_Data provided_
⟨

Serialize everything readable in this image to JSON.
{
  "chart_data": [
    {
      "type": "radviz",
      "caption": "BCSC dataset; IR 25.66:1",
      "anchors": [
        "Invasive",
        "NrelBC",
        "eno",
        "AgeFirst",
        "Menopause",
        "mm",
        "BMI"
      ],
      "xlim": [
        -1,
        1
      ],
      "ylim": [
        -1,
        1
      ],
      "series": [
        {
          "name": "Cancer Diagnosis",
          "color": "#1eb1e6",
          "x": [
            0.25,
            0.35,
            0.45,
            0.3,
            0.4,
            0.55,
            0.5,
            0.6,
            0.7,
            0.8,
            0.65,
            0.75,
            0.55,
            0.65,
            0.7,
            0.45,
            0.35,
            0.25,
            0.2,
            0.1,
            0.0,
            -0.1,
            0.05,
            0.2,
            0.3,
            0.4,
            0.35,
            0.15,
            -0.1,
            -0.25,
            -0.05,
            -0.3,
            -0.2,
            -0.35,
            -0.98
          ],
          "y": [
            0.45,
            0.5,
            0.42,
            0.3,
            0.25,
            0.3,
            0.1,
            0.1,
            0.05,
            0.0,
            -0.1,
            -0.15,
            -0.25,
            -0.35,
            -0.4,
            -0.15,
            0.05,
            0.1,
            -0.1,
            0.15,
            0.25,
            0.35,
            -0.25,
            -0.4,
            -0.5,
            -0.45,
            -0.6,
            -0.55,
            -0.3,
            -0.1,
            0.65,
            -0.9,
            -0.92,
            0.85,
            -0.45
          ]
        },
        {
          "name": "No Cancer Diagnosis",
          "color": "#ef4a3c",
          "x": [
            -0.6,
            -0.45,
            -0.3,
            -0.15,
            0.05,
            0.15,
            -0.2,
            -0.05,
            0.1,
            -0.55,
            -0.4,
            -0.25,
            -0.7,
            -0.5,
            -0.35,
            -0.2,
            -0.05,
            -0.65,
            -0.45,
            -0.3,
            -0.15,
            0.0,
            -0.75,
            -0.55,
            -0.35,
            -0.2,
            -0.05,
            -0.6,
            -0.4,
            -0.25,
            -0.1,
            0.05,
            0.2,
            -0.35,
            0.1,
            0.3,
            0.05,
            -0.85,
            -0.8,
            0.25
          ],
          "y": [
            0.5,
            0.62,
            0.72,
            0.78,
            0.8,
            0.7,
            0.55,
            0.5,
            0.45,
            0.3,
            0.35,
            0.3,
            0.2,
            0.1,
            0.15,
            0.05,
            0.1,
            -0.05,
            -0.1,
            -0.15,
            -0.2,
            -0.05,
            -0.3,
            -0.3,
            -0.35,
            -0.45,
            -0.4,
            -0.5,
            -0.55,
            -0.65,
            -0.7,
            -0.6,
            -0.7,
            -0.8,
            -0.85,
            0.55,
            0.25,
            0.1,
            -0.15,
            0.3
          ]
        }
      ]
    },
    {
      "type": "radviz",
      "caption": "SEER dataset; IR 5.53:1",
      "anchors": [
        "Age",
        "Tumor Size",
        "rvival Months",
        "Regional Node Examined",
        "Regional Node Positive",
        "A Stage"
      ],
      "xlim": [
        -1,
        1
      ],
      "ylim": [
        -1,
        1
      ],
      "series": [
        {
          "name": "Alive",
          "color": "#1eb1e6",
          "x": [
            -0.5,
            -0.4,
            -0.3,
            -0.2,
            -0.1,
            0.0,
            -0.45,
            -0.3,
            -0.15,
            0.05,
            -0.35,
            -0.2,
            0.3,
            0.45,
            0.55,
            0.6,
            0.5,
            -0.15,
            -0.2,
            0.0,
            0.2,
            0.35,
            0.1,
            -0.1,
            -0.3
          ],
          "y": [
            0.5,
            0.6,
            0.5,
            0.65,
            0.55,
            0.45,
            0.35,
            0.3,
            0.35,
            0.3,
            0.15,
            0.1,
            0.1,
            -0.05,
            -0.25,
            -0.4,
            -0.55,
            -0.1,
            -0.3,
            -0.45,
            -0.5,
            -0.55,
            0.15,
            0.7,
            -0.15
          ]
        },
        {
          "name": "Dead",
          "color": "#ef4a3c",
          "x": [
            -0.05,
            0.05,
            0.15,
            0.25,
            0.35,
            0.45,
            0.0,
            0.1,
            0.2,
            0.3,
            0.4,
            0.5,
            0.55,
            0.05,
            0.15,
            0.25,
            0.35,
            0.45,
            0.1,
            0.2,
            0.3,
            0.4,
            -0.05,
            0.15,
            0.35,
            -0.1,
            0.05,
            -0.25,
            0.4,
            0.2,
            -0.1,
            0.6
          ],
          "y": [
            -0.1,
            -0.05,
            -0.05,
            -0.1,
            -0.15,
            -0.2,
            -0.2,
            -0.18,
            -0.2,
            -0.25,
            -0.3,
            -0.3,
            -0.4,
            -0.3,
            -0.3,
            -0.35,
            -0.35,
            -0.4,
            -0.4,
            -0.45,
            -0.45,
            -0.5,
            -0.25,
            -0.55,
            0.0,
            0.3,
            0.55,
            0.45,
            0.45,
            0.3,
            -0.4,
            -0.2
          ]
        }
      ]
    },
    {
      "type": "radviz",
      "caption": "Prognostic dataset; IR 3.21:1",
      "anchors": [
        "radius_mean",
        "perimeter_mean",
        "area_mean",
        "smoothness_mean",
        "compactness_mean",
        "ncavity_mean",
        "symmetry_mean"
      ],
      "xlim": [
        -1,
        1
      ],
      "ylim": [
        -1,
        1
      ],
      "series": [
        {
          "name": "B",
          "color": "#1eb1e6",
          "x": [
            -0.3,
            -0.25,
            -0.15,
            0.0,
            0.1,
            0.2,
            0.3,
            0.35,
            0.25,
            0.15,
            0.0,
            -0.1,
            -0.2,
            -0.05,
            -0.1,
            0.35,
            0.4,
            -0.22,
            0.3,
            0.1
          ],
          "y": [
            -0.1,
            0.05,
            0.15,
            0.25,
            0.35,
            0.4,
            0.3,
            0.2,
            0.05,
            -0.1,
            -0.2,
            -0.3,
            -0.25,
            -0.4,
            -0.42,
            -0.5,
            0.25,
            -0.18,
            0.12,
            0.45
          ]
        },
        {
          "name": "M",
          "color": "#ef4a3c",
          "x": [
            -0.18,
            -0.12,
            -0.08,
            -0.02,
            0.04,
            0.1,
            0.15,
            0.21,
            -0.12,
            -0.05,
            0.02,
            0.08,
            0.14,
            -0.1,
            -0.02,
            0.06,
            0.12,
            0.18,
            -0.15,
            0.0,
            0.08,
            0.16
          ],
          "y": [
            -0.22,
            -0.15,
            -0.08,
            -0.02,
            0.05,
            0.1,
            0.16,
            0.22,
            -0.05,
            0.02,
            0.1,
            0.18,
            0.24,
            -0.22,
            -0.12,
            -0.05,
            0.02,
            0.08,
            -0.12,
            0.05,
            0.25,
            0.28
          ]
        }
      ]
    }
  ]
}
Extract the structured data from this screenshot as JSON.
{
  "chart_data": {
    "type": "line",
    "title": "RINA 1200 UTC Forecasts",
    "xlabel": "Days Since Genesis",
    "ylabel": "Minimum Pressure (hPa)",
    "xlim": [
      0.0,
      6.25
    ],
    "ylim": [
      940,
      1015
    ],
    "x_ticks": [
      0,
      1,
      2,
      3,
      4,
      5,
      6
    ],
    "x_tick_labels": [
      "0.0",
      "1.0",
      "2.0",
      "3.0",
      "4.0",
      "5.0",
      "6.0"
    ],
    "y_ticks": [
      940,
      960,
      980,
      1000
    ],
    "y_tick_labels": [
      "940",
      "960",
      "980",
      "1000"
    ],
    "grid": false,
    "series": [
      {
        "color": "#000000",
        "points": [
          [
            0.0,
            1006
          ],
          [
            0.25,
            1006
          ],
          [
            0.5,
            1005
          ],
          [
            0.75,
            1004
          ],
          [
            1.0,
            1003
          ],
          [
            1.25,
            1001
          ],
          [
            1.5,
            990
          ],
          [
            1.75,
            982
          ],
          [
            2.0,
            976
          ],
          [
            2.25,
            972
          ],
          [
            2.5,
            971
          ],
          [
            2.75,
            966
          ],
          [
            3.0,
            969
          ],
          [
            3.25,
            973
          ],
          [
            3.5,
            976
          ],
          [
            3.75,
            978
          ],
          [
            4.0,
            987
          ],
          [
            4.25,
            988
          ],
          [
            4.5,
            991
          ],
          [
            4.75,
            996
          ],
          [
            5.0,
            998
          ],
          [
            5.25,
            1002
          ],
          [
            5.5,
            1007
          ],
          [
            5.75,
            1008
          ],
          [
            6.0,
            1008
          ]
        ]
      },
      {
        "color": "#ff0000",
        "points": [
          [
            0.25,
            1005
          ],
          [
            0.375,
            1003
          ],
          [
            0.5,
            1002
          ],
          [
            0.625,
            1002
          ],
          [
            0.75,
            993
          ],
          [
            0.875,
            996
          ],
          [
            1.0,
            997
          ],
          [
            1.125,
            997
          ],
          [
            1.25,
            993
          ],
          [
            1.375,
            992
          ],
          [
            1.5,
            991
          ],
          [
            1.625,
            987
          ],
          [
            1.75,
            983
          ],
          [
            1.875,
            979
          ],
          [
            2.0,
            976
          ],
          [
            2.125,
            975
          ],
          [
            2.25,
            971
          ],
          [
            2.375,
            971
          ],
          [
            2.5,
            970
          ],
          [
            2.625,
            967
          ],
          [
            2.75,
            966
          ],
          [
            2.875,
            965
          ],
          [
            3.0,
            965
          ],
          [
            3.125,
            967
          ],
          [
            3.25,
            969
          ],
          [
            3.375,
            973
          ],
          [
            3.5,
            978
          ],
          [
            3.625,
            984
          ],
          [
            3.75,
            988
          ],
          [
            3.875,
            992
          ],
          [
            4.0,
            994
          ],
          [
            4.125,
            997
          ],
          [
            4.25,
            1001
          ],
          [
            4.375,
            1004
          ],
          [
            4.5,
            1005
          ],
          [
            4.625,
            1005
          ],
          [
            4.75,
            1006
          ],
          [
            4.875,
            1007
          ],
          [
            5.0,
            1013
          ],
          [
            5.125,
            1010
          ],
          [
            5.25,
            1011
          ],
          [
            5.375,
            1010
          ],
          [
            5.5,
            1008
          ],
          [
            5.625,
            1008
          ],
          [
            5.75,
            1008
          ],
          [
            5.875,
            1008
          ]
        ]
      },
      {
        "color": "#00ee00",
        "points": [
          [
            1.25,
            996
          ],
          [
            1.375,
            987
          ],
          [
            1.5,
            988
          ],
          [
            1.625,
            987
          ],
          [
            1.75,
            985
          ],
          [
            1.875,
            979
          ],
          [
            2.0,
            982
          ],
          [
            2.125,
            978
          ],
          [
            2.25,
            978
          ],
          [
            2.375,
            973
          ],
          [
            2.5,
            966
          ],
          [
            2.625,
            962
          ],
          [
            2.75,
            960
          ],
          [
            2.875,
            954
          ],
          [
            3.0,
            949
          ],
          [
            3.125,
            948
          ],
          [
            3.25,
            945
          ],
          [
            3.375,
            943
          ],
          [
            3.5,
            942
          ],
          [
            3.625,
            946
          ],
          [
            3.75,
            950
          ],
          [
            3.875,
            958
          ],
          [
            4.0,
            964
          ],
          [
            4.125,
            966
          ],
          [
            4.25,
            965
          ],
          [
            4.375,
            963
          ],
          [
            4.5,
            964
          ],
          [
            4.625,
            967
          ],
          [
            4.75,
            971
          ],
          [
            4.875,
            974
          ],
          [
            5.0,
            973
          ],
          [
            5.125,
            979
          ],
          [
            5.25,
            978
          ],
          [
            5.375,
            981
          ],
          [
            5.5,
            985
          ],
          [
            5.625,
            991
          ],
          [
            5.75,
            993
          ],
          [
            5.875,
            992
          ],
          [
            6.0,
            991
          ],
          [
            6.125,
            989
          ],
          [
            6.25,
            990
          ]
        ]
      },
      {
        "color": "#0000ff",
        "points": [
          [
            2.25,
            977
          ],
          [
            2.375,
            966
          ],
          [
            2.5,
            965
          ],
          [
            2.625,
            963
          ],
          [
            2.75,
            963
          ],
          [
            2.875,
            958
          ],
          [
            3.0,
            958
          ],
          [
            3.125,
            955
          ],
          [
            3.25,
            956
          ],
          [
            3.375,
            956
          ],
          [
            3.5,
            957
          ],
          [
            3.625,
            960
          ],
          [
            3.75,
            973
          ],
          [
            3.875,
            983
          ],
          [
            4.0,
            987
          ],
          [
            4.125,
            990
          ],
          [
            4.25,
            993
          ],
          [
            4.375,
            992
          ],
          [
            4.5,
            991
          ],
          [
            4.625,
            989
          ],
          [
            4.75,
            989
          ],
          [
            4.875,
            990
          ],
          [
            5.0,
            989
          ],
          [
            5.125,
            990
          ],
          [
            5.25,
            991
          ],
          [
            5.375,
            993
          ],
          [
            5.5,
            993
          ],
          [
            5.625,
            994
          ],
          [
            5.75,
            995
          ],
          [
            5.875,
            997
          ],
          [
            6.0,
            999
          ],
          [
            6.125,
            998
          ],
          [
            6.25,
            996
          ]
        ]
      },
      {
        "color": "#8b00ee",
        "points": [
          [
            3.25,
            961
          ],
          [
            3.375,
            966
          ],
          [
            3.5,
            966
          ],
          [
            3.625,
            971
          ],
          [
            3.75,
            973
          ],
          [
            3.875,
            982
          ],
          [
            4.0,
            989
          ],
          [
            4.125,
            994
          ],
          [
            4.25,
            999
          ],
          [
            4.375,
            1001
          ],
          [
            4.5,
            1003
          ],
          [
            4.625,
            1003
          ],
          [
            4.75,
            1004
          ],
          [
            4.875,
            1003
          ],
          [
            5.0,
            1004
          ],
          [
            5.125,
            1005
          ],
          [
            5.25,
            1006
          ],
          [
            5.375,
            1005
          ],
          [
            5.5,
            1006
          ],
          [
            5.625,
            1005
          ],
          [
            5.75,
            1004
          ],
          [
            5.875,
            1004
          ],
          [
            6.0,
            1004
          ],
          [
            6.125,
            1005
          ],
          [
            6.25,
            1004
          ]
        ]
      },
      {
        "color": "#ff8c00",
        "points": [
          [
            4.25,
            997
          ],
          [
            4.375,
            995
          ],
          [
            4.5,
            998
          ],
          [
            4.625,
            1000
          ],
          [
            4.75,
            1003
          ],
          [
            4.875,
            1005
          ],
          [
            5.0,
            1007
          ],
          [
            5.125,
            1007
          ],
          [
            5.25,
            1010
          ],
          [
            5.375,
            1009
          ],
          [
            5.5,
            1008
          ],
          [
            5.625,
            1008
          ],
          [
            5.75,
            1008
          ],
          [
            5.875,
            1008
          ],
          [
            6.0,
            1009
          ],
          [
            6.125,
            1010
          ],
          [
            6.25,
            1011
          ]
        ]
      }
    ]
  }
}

⟩

_Problem description_
Search the material for the string "name" and return each line that has it.

_Solution to this problem_
          "name": "Cancer Diagnosis",
          "name": "No Cancer Diagnosis",
          "name": "Alive",
          "name": "Dead",
          "name": "B",
          "name": "M",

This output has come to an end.